Provide an exact transcription of all the records.

Data entries:
= = = =

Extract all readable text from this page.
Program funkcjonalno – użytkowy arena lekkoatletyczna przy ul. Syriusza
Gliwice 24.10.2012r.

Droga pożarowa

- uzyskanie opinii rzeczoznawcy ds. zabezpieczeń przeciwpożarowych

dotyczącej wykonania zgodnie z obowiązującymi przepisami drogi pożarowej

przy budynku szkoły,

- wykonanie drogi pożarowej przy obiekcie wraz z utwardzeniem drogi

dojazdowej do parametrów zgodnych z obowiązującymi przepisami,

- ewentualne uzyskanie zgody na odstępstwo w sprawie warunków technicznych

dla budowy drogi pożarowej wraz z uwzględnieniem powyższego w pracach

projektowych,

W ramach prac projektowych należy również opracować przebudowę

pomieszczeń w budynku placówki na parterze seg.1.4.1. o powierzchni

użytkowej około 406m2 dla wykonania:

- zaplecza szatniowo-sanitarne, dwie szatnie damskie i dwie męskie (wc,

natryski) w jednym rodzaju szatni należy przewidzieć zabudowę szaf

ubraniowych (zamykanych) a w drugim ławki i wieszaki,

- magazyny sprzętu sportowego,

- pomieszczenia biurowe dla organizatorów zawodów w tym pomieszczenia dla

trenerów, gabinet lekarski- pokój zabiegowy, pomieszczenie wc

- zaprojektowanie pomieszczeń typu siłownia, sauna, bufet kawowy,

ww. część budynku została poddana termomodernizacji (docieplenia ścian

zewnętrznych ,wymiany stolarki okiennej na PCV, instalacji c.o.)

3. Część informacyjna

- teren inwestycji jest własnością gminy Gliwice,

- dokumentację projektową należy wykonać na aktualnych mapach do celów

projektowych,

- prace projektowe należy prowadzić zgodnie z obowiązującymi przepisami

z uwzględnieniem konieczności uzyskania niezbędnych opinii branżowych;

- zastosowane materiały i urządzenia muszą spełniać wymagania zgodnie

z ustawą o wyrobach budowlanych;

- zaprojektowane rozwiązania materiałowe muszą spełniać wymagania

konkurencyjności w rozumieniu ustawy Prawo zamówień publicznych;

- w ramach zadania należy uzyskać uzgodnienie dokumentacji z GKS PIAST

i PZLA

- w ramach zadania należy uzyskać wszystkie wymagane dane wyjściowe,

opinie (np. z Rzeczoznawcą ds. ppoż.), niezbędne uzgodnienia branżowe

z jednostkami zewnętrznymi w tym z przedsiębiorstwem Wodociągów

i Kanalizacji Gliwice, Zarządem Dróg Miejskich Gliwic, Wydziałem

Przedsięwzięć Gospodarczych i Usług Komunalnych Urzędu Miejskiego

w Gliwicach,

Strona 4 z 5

= = = =

# EXERCISE RESPONSE
Extract all readable text from this page.
Program funkcjonalno – użytkowy arena lekkoatletyczna przy ul. Syriusza
Gliwice 24.10.2012r.

Droga pożarowa

- uzyskanie opinii rzeczoznawcy ds. zabezpieczeń przeciwpożarowych

dotyczącej wykonania zgodnie z obowiązującymi przepisami drogi pożarowej

przy budynku szkoły,

- wykonanie drogi pożarowej przy obiekcie wraz z utwardzeniem drogi

dojazdowej do parametrów zgodnych z obowiązującymi przepisami,

- ewentualne uzyskanie zgody na odstępstwo w sprawie warunków technicznych

dla budowy drogi pożarowej wraz z uwzględnieniem powyższego w pracach

projektowych,

W ramach prac projektowych należy również opracować przebudowę

pomieszczeń w budynku placówki na parterze seg.1.4.1. o powierzchni

użytkowej około 406m2 dla wykonania:

- zaplecza szatniowo-sanitarne, dwie szatnie damskie i dwie męskie (wc,

natryski) w jednym rodzaju szatni należy przewidzieć zabudowę szaf

ubraniowych (zamykanych) a w drugim ławki i wieszaki,

- magazyny sprzętu sportowego,

- pomieszczenia biurowe dla organizatorów zawodów w tym pomieszczenia dla

trenerów, gabinet lekarski- pokój zabiegowy, pomieszczenie wc

- zaprojektowanie pomieszczeń typu siłownia, sauna, bufet kawowy,

ww. część budynku została poddana termomodernizacji (docieplenia ścian

zewnętrznych ,wymiany stolarki okiennej na PCV, instalacji c.o.)

3. Część informacyjna

- teren inwestycji jest własnością gminy Gliwice,

- dokumentację projektową należy wykonać na aktualnych mapach do celów

projektowych,

- prace projektowe należy prowadzić zgodnie z obowiązującymi przepisami

z uwzględnieniem konieczności uzyskania niezbędnych opinii branżowych;

- zastosowane materiały i urządzenia muszą spełniać wymagania zgodnie

z ustawą o wyrobach budowlanych;

- zaprojektowane rozwiązania materiałowe muszą spełniać wymagania

konkurencyjności w rozumieniu ustawy Prawo zamówień publicznych;

- w ramach zadania należy uzyskać uzgodnienie dokumentacji z GKS PIAST

i PZLA

- w ramach zadania należy uzyskać wszystkie wymagane dane wyjściowe,

opinie (np. z Rzeczoznawcą ds. ppoż.), niezbędne uzgodnienia branżowe

z jednostkami zewnętrznymi w tym z przedsiębiorstwem Wodociągów

i Kanalizacji Gliwice, Zarządem Dróg Miejskich Gliwic, Wydziałem

Przedsięwzięć Gospodarczych i Usług Komunalnych Urzędu Miejskiego

w Gliwicach,

Strona 4 z 5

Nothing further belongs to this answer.